WORK REQUIRED: Return every record exactly as written.
## begin GIVEN RECORDS
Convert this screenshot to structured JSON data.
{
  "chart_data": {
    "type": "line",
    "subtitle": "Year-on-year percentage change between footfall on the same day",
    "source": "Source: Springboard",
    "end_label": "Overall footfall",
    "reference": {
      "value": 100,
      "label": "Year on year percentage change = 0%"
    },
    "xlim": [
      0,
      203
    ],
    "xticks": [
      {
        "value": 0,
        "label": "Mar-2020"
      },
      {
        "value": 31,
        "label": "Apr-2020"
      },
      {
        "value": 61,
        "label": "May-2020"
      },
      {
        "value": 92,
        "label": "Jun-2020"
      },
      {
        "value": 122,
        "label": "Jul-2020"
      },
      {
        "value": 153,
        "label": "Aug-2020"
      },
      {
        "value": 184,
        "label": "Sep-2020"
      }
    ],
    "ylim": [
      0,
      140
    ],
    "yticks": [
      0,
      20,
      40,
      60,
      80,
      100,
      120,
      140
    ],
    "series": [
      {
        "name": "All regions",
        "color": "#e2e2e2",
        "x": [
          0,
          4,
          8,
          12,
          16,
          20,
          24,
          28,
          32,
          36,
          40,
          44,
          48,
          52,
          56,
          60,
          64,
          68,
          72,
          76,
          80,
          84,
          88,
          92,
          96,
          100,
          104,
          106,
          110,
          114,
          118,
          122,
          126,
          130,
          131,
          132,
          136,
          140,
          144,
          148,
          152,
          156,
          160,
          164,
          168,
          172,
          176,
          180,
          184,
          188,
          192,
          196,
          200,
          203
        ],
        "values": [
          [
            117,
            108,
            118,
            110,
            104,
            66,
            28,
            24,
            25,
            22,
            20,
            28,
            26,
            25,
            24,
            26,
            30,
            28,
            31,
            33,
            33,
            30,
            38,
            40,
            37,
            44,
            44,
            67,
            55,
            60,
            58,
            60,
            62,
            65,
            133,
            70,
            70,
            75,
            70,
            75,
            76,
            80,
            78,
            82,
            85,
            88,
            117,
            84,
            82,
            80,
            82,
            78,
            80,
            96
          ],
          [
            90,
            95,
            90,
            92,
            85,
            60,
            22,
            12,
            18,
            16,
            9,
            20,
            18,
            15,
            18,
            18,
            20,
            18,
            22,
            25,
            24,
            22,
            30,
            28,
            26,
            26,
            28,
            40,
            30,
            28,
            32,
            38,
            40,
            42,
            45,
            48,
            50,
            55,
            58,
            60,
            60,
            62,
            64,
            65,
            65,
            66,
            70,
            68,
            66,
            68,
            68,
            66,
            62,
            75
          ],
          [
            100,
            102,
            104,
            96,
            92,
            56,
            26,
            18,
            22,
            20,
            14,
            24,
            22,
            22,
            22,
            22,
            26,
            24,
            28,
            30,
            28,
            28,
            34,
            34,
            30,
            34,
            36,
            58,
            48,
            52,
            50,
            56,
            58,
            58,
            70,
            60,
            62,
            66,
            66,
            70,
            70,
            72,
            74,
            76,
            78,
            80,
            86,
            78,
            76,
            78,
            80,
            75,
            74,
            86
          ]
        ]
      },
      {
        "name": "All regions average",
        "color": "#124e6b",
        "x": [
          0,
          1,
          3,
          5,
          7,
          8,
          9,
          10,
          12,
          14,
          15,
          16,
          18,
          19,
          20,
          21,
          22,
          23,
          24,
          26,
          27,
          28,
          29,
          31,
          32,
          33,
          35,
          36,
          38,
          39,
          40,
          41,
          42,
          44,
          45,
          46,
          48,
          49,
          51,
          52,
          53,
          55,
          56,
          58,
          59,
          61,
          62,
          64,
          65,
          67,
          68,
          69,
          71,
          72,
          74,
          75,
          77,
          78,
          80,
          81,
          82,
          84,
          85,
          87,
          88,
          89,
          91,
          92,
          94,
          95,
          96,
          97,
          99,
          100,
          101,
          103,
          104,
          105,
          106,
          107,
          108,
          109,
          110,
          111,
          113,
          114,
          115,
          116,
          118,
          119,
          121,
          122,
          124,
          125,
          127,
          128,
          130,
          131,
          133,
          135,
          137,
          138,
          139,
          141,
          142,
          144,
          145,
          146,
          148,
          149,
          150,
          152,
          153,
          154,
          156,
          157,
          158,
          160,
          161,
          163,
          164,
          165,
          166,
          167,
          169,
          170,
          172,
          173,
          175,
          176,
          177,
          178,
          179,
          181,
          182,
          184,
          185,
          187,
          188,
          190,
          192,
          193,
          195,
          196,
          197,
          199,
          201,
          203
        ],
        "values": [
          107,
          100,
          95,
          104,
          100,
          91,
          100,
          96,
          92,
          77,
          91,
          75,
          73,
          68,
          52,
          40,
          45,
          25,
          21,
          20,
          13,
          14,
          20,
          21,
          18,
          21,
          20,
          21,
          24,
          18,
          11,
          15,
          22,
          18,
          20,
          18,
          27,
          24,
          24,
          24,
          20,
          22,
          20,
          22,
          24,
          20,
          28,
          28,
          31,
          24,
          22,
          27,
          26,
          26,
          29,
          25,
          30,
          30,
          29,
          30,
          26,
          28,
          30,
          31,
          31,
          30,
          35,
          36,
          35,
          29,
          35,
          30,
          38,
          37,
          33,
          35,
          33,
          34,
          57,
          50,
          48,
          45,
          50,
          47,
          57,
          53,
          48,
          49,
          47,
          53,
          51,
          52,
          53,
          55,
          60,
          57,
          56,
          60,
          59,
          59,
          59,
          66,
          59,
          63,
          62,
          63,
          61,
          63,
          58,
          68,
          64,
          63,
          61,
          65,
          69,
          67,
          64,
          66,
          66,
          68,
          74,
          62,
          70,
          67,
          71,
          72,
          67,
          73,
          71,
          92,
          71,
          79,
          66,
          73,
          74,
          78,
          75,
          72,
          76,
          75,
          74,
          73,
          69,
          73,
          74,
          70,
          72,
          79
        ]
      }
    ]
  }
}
## end GIVEN RECORDS
FINISHED TASK:
Convert this screenshot to structured JSON data.
{
  "chart_data": {
    "type": "line",
    "subtitle": "Year-on-year percentage change between footfall on the same day",
    "source": "Source: Springboard",
    "end_label": "Overall footfall",
    "reference": {
      "value": 100,
      "label": "Year on year percentage change = 0%"
    },
    "xlim": [
      0,
      203
    ],
    "xticks": [
      {
        "value": 0,
        "label": "Mar-2020"
      },
      {
        "value": 31,
        "label": "Apr-2020"
      },
      {
        "value": 61,
        "label": "May-2020"
      },
      {
        "value": 92,
        "label": "Jun-2020"
      },
      {
        "value": 122,
        "label": "Jul-2020"
      },
      {
        "value": 153,
        "label": "Aug-2020"
      },
      {
        "value": 184,
        "label": "Sep-2020"
      }
    ],
    "ylim": [
      0,
      140
    ],
    "yticks": [
      0,
      20,
      40,
      60,
      80,
      100,
      120,
      140
    ],
    "series": [
      {
        "name": "All regions",
        "color": "#e2e2e2",
        "x": [
          0,
          4,
          8,
          12,
          16,
          20,
          24,
          28,
          32,
          36,
          40,
          44,
          48,
          52,
          56,
          60,
          64,
          68,
          72,
          76,
          80,
          84,
          88,
          92,
          96,
          100,
          104,
          106,
          110,
          114,
          118,
          122,
          126,
          130,
          131,
          132,
          136,
          140,
          144,
          148,
          152,
          156,
          160,
          164,
          168,
          172,
          176,
          180,
          184,
          188,
          192,
          196,
          200,
          203
        ],
        "values": [
          [
            117,
            108,
            118,
            110,
            104,
            66,
            28,
            24,
            25,
            22,
            20,
            28,
            26,
            25,
            24,
            26,
            30,
            28,
            31,
            33,
            33,
            30,
            38,
            40,
            37,
            44,
            44,
            67,
            55,
            60,
            58,
            60,
            62,
            65,
            133,
            70,
            70,
            75,
            70,
            75,
            76,
            80,
            78,
            82,
            85,
            88,
            117,
            84,
            82,
            80,
            82,
            78,
            80,
            96
          ],
          [
            90,
            95,
            90,
            92,
            85,
            60,
            22,
            12,
            18,
            16,
            9,
            20,
            18,
            15,
            18,
            18,
            20,
            18,
            22,
            25,
            24,
            22,
            30,
            28,
            26,
            26,
            28,
            40,
            30,
            28,
            32,
            38,
            40,
            42,
            45,
            48,
            50,
            55,
            58,
            60,
            60,
            62,
            64,
            65,
            65,
            66,
            70,
            68,
            66,
            68,
            68,
            66,
            62,
            75
          ],
          [
            100,
            102,
            104,
            96,
            92,
            56,
            26,
            18,
            22,
            20,
            14,
            24,
            22,
            22,
            22,
            22,
            26,
            24,
            28,
            30,
            28,
            28,
            34,
            34,
            30,
            34,
            36,
            58,
            48,
            52,
            50,
            56,
            58,
            58,
            70,
            60,
            62,
            66,
            66,
            70,
            70,
            72,
            74,
            76,
            78,
            80,
            86,
            78,
            76,
            78,
            80,
            75,
            74,
            86
          ]
        ]
      },
      {
        "name": "All regions average",
        "color": "#124e6b",
        "x": [
          0,
          1,
          3,
          5,
          7,
          8,
          9,
          10,
          12,
          14,
          15,
          16,
          18,
          19,
          20,
          21,
          22,
          23,
          24,
          26,
          27,
          28,
          29,
          31,
          32,
          33,
          35,
          36,
          38,
          39,
          40,
          41,
          42,
          44,
          45,
          46,
          48,
          49,
          51,
          52,
          53,
          55,
          56,
          58,
          59,
          61,
          62,
          64,
          65,
          67,
          68,
          69,
          71,
          72,
          74,
          75,
          77,
          78,
          80,
          81,
          82,
          84,
          85,
          87,
          88,
          89,
          91,
          92,
          94,
          95,
          96,
          97,
          99,
          100,
          101,
          103,
          104,
          105,
          106,
          107,
          108,
          109,
          110,
          111,
          113,
          114,
          115,
          116,
          118,
          119,
          121,
          122,
          124,
          125,
          127,
          128,
          130,
          131,
          133,
          135,
          137,
          138,
          139,
          141,
          142,
          144,
          145,
          146,
          148,
          149,
          150,
          152,
          153,
          154,
          156,
          157,
          158,
          160,
          161,
          163,
          164,
          165,
          166,
          167,
          169,
          170,
          172,
          173,
          175,
          176,
          177,
          178,
          179,
          181,
          182,
          184,
          185,
          187,
          188,
          190,
          192,
          193,
          195,
          196,
          197,
          199,
          201,
          203
        ],
        "values": [
          107,
          100,
          95,
          104,
          100,
          91,
          100,
          96,
          92,
          77,
          91,
          75,
          73,
          68,
          52,
          40,
          45,
          25,
          21,
          20,
          13,
          14,
          20,
          21,
          18,
          21,
          20,
          21,
          24,
          18,
          11,
          15,
          22,
          18,
          20,
          18,
          27,
          24,
          24,
          24,
          20,
          22,
          20,
          22,
          24,
          20,
          28,
          28,
          31,
          24,
          22,
          27,
          26,
          26,
          29,
          25,
          30,
          30,
          29,
          30,
          26,
          28,
          30,
          31,
          31,
          30,
          35,
          36,
          35,
          29,
          35,
          30,
          38,
          37,
          33,
          35,
          33,
          34,
          57,
          50,
          48,
          45,
          50,
          47,
          57,
          53,
          48,
          49,
          47,
          53,
          51,
          52,
          53,
          55,
          60,
          57,
          56,
          60,
          59,
          59,
          59,
          66,
          59,
          63,
          62,
          63,
          61,
          63,
          58,
          68,
          64,
          63,
          61,
          65,
          69,
          67,
          64,
          66,
          66,
          68,
          74,
          62,
          70,
          67,
          71,
          72,
          67,
          73,
          71,
          92,
          71,
          79,
          66,
          73,
          74,
          78,
          75,
          72,
          76,
          75,
          74,
          73,
          69,
          73,
          74,
          70,
          72,
          79
        ]
      }
    ]
  }
}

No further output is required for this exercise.